Your goal: Transcribe every line of the listing below without any deviation.

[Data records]
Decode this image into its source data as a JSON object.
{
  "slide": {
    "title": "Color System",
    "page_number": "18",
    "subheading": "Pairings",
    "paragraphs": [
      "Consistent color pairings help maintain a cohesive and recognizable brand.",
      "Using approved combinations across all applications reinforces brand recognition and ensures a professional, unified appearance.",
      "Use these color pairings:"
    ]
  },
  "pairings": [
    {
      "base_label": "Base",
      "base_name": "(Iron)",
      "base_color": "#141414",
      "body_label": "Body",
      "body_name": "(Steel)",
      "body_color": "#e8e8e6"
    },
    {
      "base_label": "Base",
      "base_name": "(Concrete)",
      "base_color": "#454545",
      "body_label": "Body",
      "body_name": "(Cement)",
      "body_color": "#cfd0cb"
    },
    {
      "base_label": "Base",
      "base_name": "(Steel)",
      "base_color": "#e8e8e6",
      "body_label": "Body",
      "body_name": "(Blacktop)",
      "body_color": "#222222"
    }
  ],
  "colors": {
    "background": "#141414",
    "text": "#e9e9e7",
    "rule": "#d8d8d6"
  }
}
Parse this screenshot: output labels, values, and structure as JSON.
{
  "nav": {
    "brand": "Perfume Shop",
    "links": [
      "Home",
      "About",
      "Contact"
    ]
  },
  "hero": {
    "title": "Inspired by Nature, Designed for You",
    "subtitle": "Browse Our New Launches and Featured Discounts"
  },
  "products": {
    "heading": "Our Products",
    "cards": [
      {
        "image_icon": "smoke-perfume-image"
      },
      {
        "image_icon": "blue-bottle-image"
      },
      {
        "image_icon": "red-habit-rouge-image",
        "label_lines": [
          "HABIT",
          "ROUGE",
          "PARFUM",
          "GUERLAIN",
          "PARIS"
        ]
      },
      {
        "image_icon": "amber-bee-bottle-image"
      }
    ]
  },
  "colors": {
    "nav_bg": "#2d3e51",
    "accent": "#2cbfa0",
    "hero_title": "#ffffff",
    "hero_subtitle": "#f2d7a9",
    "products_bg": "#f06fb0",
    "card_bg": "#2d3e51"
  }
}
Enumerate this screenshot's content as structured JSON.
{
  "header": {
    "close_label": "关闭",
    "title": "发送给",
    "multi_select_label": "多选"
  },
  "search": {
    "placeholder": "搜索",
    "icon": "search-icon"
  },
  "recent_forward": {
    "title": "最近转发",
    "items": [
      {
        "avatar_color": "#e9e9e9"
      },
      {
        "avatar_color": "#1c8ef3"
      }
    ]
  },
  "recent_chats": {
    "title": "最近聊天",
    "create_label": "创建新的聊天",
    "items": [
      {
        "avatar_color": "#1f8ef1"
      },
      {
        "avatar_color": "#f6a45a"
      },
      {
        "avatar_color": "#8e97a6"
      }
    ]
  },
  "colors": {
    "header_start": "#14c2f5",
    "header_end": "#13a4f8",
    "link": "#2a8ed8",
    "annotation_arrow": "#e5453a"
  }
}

The answer:
Decode this image into its source data as a JSON object.
{
  "slide": {
    "title": "Color System",
    "page_number": "18",
    "subheading": "Pairings",
    "paragraphs": [
      "Consistent color pairings help maintain a cohesive and recognizable brand.",
      "Using approved combinations across all applications reinforces brand recognition and ensures a professional, unified appearance.",
      "Use these color pairings:"
    ]
  },
  "pairings": [
    {
      "base_label": "Base",
      "base_name": "(Iron)",
      "base_color": "#141414",
      "body_label": "Body",
      "body_name": "(Steel)",
      "body_color": "#e8e8e6"
    },
    {
      "base_label": "Base",
      "base_name": "(Concrete)",
      "base_color": "#454545",
      "body_label": "Body",
      "body_name": "(Cement)",
      "body_color": "#cfd0cb"
    },
    {
      "base_label": "Base",
      "base_name": "(Steel)",
      "base_color": "#e8e8e6",
      "body_label": "Body",
      "body_name": "(Blacktop)",
      "body_color": "#222222"
    }
  ],
  "colors": {
    "background": "#141414",
    "text": "#e9e9e7",
    "rule": "#d8d8d6"
  }
}
Parse this screenshot: output labels, values, and structure as JSON.
{
  "nav": {
    "brand": "Perfume Shop",
    "links": [
      "Home",
      "About",
      "Contact"
    ]
  },
  "hero": {
    "title": "Inspired by Nature, Designed for You",
    "subtitle": "Browse Our New Launches and Featured Discounts"
  },
  "products": {
    "heading": "Our Products",
    "cards": [
      {
        "image_icon": "smoke-perfume-image"
      },
      {
        "image_icon": "blue-bottle-image"
      },
      {
        "image_icon": "red-habit-rouge-image",
        "label_lines": [
          "HABIT",
          "ROUGE",
          "PARFUM",
          "GUERLAIN",
          "PARIS"
        ]
      },
      {
        "image_icon": "amber-bee-bottle-image"
      }
    ]
  },
  "colors": {
    "nav_bg": "#2d3e51",
    "accent": "#2cbfa0",
    "hero_title": "#ffffff",
    "hero_subtitle": "#f2d7a9",
    "products_bg": "#f06fb0",
    "card_bg": "#2d3e51"
  }
}
Enumerate this screenshot's content as structured JSON.
{
  "header": {
    "close_label": "关闭",
    "title": "发送给",
    "multi_select_label": "多选"
  },
  "search": {
    "placeholder": "搜索",
    "icon": "search-icon"
  },
  "recent_forward": {
    "title": "最近转发",
    "items": [
      {
        "avatar_color": "#e9e9e9"
      },
      {
        "avatar_color": "#1c8ef3"
      }
    ]
  },
  "recent_chats": {
    "title": "最近聊天",
    "create_label": "创建新的聊天",
    "items": [
      {
        "avatar_color": "#1f8ef1"
      },
      {
        "avatar_color": "#f6a45a"
      },
      {
        "avatar_color": "#8e97a6"
      }
    ]
  },
  "colors": {
    "header_start": "#14c2f5",
    "header_end": "#13a4f8",
    "link": "#2a8ed8",
    "annotation_arrow": "#e5453a"
  }
}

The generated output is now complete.